**Saved entries**
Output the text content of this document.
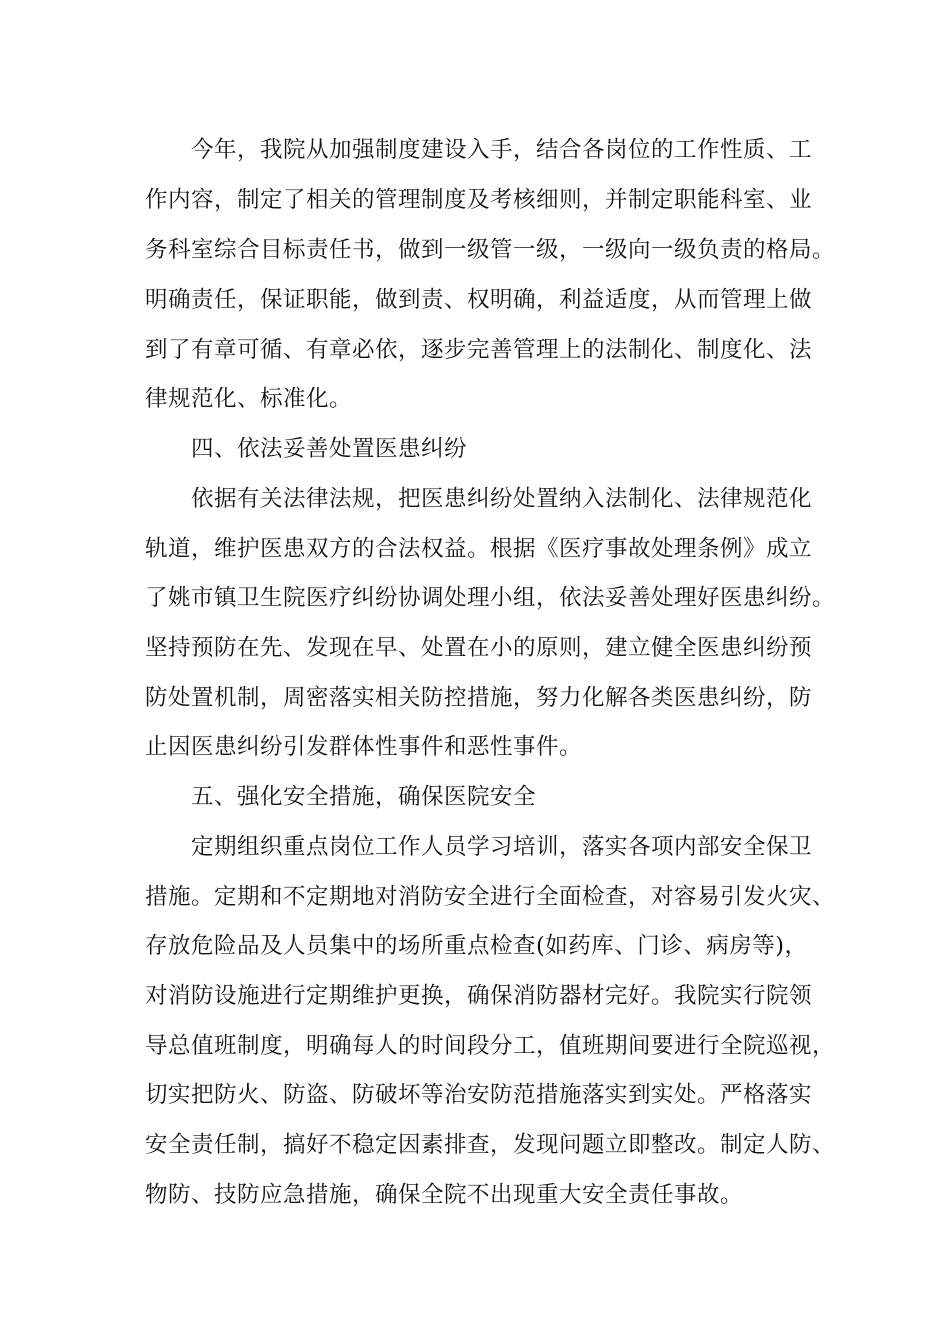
今年，我院从加强制度建设入手，结合各岗位的工作性质、工
作内容，制定了相关的管理制度及考核细则，并制定职能科室、业
务科室综合目标责任书，做到一级管一级，一级向一级负责的格局。
明确责任，保证职能，做到责、权明确，利益适度，从而管理上做
到了有章可循、有章必依，逐步完善管理上的法制化、制度化、法
律规范化、标准化。
四、依法妥善处置医患纠纷
依据有关法律法规，把医患纠纷处置纳入法制化、法律规范化
轨道，维护医患双方的合法权益。根据《医疗事故处理条例》成立
了姚市镇卫生院医疗纠纷协调处理小组，依法妥善处理好医患纠纷。
坚持预防在先、发现在早、处置在小的原则，建立健全医患纠纷预
防处置机制，周密落实相关防控措施，努力化解各类医患纠纷，防
止因医患纠纷引发群体性事件和恶性事件。
五、强化安全措施，确保医院安全
定期组织重点岗位工作人员学习培训，落实各项内部安全保卫
措施。定期和不定期地对消防安全进行全面检查，对容易引发火灾、
存放危险品及人员集中的场所重点检查(如药库、门诊、病房等)，
对消防设施进行定期维护更换，确保消防器材完好。我院实行院领
导总值班制度，明确每人的时间段分工，值班期间要进行全院巡视，
切实把防火、防盗、防破坏等治安防范措施落实到实处。严格落实
安全责任制，搞好不稳定因素排查，发现问题立即整改。制定人防、
物防、技防应急措施，确保全院不出现重大安全责任事故。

**WHAT THE TASK ASKS**
Each record should be quoted exactly, with the images omitted.

**TASK RESPONSE**
Output the text content of this document.
今年，我院从加强制度建设入手，结合各岗位的工作性质、工
作内容，制定了相关的管理制度及考核细则，并制定职能科室、业
务科室综合目标责任书，做到一级管一级，一级向一级负责的格局。
明确责任，保证职能，做到责、权明确，利益适度，从而管理上做
到了有章可循、有章必依，逐步完善管理上的法制化、制度化、法
律规范化、标准化。
四、依法妥善处置医患纠纷
依据有关法律法规，把医患纠纷处置纳入法制化、法律规范化
轨道，维护医患双方的合法权益。根据《医疗事故处理条例》成立
了姚市镇卫生院医疗纠纷协调处理小组，依法妥善处理好医患纠纷。
坚持预防在先、发现在早、处置在小的原则，建立健全医患纠纷预
防处置机制，周密落实相关防控措施，努力化解各类医患纠纷，防
止因医患纠纷引发群体性事件和恶性事件。
五、强化安全措施，确保医院安全
定期组织重点岗位工作人员学习培训，落实各项内部安全保卫
措施。定期和不定期地对消防安全进行全面检查，对容易引发火灾、
存放危险品及人员集中的场所重点检查(如药库、门诊、病房等)，
对消防设施进行定期维护更换，确保消防器材完好。我院实行院领
导总值班制度，明确每人的时间段分工，值班期间要进行全院巡视，
切实把防火、防盗、防破坏等治安防范措施落实到实处。严格落实
安全责任制，搞好不稳定因素排查，发现问题立即整改。制定人防、
物防、技防应急措施，确保全院不出现重大安全责任事故。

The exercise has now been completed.